>> BEGIN
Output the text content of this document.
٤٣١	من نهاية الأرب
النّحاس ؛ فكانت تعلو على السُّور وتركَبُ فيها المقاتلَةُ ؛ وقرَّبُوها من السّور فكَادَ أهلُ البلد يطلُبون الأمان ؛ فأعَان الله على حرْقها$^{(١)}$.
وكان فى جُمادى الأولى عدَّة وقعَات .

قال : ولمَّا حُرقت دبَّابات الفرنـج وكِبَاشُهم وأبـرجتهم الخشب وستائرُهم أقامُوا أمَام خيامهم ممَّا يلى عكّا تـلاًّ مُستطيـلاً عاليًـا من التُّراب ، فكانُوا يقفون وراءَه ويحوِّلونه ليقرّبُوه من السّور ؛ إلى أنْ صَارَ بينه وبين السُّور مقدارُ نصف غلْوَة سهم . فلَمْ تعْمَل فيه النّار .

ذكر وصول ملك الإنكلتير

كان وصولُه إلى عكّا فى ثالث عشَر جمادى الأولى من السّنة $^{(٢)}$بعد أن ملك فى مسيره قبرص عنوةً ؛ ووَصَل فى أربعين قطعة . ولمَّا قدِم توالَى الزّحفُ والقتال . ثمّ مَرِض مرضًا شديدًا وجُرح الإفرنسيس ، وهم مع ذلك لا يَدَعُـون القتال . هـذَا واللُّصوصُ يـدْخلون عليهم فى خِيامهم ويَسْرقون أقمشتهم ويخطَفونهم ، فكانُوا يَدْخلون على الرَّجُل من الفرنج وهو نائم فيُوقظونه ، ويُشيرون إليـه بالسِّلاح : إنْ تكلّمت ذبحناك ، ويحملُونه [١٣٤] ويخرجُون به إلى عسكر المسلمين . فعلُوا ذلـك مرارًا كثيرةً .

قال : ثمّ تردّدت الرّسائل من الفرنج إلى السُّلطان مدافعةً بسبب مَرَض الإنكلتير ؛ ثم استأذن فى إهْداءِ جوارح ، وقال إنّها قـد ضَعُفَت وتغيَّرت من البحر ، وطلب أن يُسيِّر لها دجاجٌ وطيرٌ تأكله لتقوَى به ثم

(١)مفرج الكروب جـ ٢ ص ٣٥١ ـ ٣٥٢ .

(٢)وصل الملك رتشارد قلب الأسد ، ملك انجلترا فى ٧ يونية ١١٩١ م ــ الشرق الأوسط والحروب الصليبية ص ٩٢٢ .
>> END
• Given exercise
Write out the entire listing exactly.

• Result of the task
Output the text content of this document.
٤٣١	من نهاية الأرب
النّحاس ؛ فكانت تعلو على السُّور وتركَبُ فيها المقاتلَةُ ؛ وقرَّبُوها من السّور فكَادَ أهلُ البلد يطلُبون الأمان ؛ فأعَان الله على حرْقها$^{(١)}$.
وكان فى جُمادى الأولى عدَّة وقعَات .

قال : ولمَّا حُرقت دبَّابات الفرنـج وكِبَاشُهم وأبـرجتهم الخشب وستائرُهم أقامُوا أمَام خيامهم ممَّا يلى عكّا تـلاًّ مُستطيـلاً عاليًـا من التُّراب ، فكانُوا يقفون وراءَه ويحوِّلونه ليقرّبُوه من السّور ؛ إلى أنْ صَارَ بينه وبين السُّور مقدارُ نصف غلْوَة سهم . فلَمْ تعْمَل فيه النّار .

ذكر وصول ملك الإنكلتير

كان وصولُه إلى عكّا فى ثالث عشَر جمادى الأولى من السّنة $^{(٢)}$بعد أن ملك فى مسيره قبرص عنوةً ؛ ووَصَل فى أربعين قطعة . ولمَّا قدِم توالَى الزّحفُ والقتال . ثمّ مَرِض مرضًا شديدًا وجُرح الإفرنسيس ، وهم مع ذلك لا يَدَعُـون القتال . هـذَا واللُّصوصُ يـدْخلون عليهم فى خِيامهم ويَسْرقون أقمشتهم ويخطَفونهم ، فكانُوا يَدْخلون على الرَّجُل من الفرنج وهو نائم فيُوقظونه ، ويُشيرون إليـه بالسِّلاح : إنْ تكلّمت ذبحناك ، ويحملُونه [١٣٤] ويخرجُون به إلى عسكر المسلمين . فعلُوا ذلـك مرارًا كثيرةً .

قال : ثمّ تردّدت الرّسائل من الفرنج إلى السُّلطان مدافعةً بسبب مَرَض الإنكلتير ؛ ثم استأذن فى إهْداءِ جوارح ، وقال إنّها قـد ضَعُفَت وتغيَّرت من البحر ، وطلب أن يُسيِّر لها دجاجٌ وطيرٌ تأكله لتقوَى به ثم

(١)مفرج الكروب جـ ٢ ص ٣٥١ ـ ٣٥٢ .

(٢)وصل الملك رتشارد قلب الأسد ، ملك انجلترا فى ٧ يونية ١١٩١ م ــ الشرق الأوسط والحروب الصليبية ص ٩٢٢ .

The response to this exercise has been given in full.